| WRITTEN INSTRUCTION |
Every record here needs to be written out again exactly.

| SUPPLIED ENTRIES |
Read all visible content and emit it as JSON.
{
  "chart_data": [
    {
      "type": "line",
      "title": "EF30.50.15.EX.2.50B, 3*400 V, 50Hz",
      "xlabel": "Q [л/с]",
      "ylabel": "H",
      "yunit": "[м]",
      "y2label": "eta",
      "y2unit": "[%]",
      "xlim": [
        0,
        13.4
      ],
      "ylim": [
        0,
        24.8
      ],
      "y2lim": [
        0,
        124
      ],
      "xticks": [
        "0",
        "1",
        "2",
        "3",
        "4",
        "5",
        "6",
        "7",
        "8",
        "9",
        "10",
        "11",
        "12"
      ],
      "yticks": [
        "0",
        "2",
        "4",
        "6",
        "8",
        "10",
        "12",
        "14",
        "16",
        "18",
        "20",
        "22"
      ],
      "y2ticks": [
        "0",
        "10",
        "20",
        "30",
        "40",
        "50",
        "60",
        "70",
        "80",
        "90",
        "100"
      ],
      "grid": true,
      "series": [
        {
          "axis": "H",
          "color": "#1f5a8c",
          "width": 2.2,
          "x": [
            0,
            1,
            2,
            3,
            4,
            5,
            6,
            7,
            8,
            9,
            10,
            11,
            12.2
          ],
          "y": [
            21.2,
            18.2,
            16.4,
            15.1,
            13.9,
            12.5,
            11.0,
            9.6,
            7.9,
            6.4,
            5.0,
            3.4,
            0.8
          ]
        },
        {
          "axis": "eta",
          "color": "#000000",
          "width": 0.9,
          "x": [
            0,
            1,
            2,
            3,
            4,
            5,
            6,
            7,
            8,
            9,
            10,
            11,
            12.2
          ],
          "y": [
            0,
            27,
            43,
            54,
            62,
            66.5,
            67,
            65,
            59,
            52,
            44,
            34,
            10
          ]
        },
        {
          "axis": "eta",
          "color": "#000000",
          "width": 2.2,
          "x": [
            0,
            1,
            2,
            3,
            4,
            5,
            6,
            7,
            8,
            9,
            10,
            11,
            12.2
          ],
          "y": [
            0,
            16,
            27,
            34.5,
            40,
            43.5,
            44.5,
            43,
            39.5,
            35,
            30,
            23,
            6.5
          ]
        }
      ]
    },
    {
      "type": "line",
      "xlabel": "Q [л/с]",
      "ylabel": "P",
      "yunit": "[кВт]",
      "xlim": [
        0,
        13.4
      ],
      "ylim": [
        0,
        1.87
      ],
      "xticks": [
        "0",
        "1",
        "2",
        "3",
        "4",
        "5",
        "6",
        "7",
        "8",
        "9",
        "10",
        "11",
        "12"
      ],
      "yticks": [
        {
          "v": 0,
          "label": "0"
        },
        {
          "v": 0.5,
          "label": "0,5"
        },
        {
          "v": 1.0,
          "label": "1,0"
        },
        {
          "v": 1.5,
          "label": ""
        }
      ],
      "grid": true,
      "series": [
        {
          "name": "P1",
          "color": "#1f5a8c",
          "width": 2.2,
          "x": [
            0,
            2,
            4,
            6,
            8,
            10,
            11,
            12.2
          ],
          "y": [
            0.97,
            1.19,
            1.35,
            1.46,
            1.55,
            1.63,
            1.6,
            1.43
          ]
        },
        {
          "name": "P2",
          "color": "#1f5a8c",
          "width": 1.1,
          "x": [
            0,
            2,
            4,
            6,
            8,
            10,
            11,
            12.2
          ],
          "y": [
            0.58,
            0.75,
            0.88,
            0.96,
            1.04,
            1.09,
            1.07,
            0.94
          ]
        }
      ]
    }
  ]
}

| EXPECTED ANSWER |
Read all visible content and emit it as JSON.
{
  "chart_data": [
    {
      "type": "line",
      "title": "EF30.50.15.EX.2.50B, 3*400 V, 50Hz",
      "xlabel": "Q [л/с]",
      "ylabel": "H",
      "yunit": "[м]",
      "y2label": "eta",
      "y2unit": "[%]",
      "xlim": [
        0,
        13.4
      ],
      "ylim": [
        0,
        24.8
      ],
      "y2lim": [
        0,
        124
      ],
      "xticks": [
        "0",
        "1",
        "2",
        "3",
        "4",
        "5",
        "6",
        "7",
        "8",
        "9",
        "10",
        "11",
        "12"
      ],
      "yticks": [
        "0",
        "2",
        "4",
        "6",
        "8",
        "10",
        "12",
        "14",
        "16",
        "18",
        "20",
        "22"
      ],
      "y2ticks": [
        "0",
        "10",
        "20",
        "30",
        "40",
        "50",
        "60",
        "70",
        "80",
        "90",
        "100"
      ],
      "grid": true,
      "series": [
        {
          "axis": "H",
          "color": "#1f5a8c",
          "width": 2.2,
          "x": [
            0,
            1,
            2,
            3,
            4,
            5,
            6,
            7,
            8,
            9,
            10,
            11,
            12.2
          ],
          "y": [
            21.2,
            18.2,
            16.4,
            15.1,
            13.9,
            12.5,
            11.0,
            9.6,
            7.9,
            6.4,
            5.0,
            3.4,
            0.8
          ]
        },
        {
          "axis": "eta",
          "color": "#000000",
          "width": 0.9,
          "x": [
            0,
            1,
            2,
            3,
            4,
            5,
            6,
            7,
            8,
            9,
            10,
            11,
            12.2
          ],
          "y": [
            0,
            27,
            43,
            54,
            62,
            66.5,
            67,
            65,
            59,
            52,
            44,
            34,
            10
          ]
        },
        {
          "axis": "eta",
          "color": "#000000",
          "width": 2.2,
          "x": [
            0,
            1,
            2,
            3,
            4,
            5,
            6,
            7,
            8,
            9,
            10,
            11,
            12.2
          ],
          "y": [
            0,
            16,
            27,
            34.5,
            40,
            43.5,
            44.5,
            43,
            39.5,
            35,
            30,
            23,
            6.5
          ]
        }
      ]
    },
    {
      "type": "line",
      "xlabel": "Q [л/с]",
      "ylabel": "P",
      "yunit": "[кВт]",
      "xlim": [
        0,
        13.4
      ],
      "ylim": [
        0,
        1.87
      ],
      "xticks": [
        "0",
        "1",
        "2",
        "3",
        "4",
        "5",
        "6",
        "7",
        "8",
        "9",
        "10",
        "11",
        "12"
      ],
      "yticks": [
        {
          "v": 0,
          "label": "0"
        },
        {
          "v": 0.5,
          "label": "0,5"
        },
        {
          "v": 1.0,
          "label": "1,0"
        },
        {
          "v": 1.5,
          "label": ""
        }
      ],
      "grid": true,
      "series": [
        {
          "name": "P1",
          "color": "#1f5a8c",
          "width": 2.2,
          "x": [
            0,
            2,
            4,
            6,
            8,
            10,
            11,
            12.2
          ],
          "y": [
            0.97,
            1.19,
            1.35,
            1.46,
            1.55,
            1.63,
            1.6,
            1.43
          ]
        },
        {
          "name": "P2",
          "color": "#1f5a8c",
          "width": 1.1,
          "x": [
            0,
            2,
            4,
            6,
            8,
            10,
            11,
            12.2
          ],
          "y": [
            0.58,
            0.75,
            0.88,
            0.96,
            1.04,
            1.09,
            1.07,
            0.94
          ]
        }
      ]
    }
  ]
}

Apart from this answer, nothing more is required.